▸ **Extract provided**:
┄┄┄┄┄┄┄┄┄┄┄┄┄┄┄┄┄┄┄┄

Court Opinion

ID: 5711041
Source: CourtListenerOpinion
Date Created: 2022-01-12 15:54:00.517407+00
Date Added: 2024-06-11T08:40:31.086577
License: Public Domain

Mugglin, J. (dissenting).
We respectfully dissent because it is
our view that Witter v Taggart (78 NY2d 234 [1991]) does not require the conclusion that plaintiffs’ easement is not found in the chain of title of defendants Jerry Van Steenburg and Mary Van Steenburg (hereinafter collectively referred to as defendants). The phrase “chain of title” refers to the list of successive owners of the property. Where, as here, conveyances are indexed using the grantor-grantee method, each successive owner is searched from the date of the deed by which title was acquired to the date of recording of the deed by which title was conveyed. While we agree with the observation that conveyances out of the common grantor no longer form part of the chain of title to the remaining land (that is, here an abstractor would not continue to search the plaintiff in the defendant’s chain of title), such conveyances out should be shown as exceptions if an interest, such as an easement, has been conveyed across the remaining lands.

┄┄┄┄┄┄┄┄┄┄┄┄┄┄┄┄┄┄┄┄

Dataset records:
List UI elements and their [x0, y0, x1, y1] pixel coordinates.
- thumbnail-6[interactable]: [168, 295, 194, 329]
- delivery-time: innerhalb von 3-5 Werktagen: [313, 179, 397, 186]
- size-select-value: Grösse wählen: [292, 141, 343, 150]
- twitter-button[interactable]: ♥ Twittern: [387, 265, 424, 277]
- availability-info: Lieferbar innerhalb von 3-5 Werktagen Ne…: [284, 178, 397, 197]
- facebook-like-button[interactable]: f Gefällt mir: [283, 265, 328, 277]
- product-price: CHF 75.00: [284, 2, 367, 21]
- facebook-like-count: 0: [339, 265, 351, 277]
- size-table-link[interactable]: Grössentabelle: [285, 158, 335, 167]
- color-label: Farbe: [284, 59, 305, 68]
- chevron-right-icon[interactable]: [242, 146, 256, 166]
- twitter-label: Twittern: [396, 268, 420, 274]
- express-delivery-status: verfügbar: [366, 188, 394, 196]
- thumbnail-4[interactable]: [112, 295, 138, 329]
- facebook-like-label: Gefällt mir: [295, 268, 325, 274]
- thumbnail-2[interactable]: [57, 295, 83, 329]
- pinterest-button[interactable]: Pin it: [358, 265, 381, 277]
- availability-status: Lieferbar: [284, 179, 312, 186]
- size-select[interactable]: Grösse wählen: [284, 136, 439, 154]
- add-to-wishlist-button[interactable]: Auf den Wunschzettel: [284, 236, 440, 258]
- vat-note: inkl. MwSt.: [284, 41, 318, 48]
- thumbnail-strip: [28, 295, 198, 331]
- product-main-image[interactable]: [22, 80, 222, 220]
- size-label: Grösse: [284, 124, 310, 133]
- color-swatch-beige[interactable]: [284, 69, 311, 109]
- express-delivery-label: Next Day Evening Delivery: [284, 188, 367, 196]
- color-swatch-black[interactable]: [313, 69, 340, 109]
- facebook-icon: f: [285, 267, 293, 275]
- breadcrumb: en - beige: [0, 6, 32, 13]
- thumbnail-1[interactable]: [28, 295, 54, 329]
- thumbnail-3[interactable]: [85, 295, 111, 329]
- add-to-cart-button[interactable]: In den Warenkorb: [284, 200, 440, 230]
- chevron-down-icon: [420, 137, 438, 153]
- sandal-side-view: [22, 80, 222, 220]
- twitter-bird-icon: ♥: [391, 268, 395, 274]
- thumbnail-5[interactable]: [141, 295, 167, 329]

┄┄┄┄┄┄┄┄┄┄┄┄┄┄┄┄┄┄┄┄

▸ **Actions to take**:
1 > According to the dissent, what does the phrase "chain of title" refer to?
2 > Please copy everything in the court opinion from "ID: 5711041" down to "Mugglin, J. (dissenting).", switching "Public Domain" to "CC0 1.0".
3 > Continue the dissent on chain of title from where it stops.

▸ **Outputs by task**:
1 > It refers to the list of successive owners of the property.

2 >
ID: 5711041
Source: CourtListenerOpinion
Date Created: 2022-01-12 15:54:00.517407+00
Date Added: 2024-06-11T08:40:31.086577
License: CC0 1.0

Mugglin, J. (dissenting).

3 >
In searching the common grantor (Barry Rothberg), the recorded deed conveying the easement to plaintiffs, “the heirs and assigns forever,” should have been discovered. As the Court of Appeals stated in Witter v Taggart (supra), “[a] grantor may effectively extinguish or terminate a covenant when, as here, the grantor conveys retained servient land to a bona fide purchaser *1116who takes title without actual or constructive notice of the covenant because the grantor and dominant owner failed to record the covenant in the servient land’s chain of title” {id. at 239). However, as the Court noted, recording in the servient chain of title prevents that result. That is exactly what has occurred here. The public record furnishes potential purchasers with at least constructive notice of previous conveyances that affect their interest (see Andy Assoc, v Bankers Trust Co., 49 NY2d 13, 20 [1979]). Thus, we would hold that plaintiffs’ deed is in the direct chain of title to defendants’ premises and defendants are therefore charged with constructive notice of the existence of the easement conveyed in plaintiffs’ deed at the time of their purchase. Any contrary holding eviscerates a purpose of the recording act and permits a common grantor to convey more title than he or she has retained. Finally, we would hold that defendants’ conclusory and unsubstantiated assertions raise no issue of fact as to whether the right-of-way has been extinguished or that plaintiffs have overburdened its use, thus justifying dismissal of defendants’ counterclaims. Thus, we would affirm Supreme Court’s order and judgment.
Kane, J., concurs. Ordered that the order and judgment are reversed, on the law, without costs, and plaintiffs’ motion denied.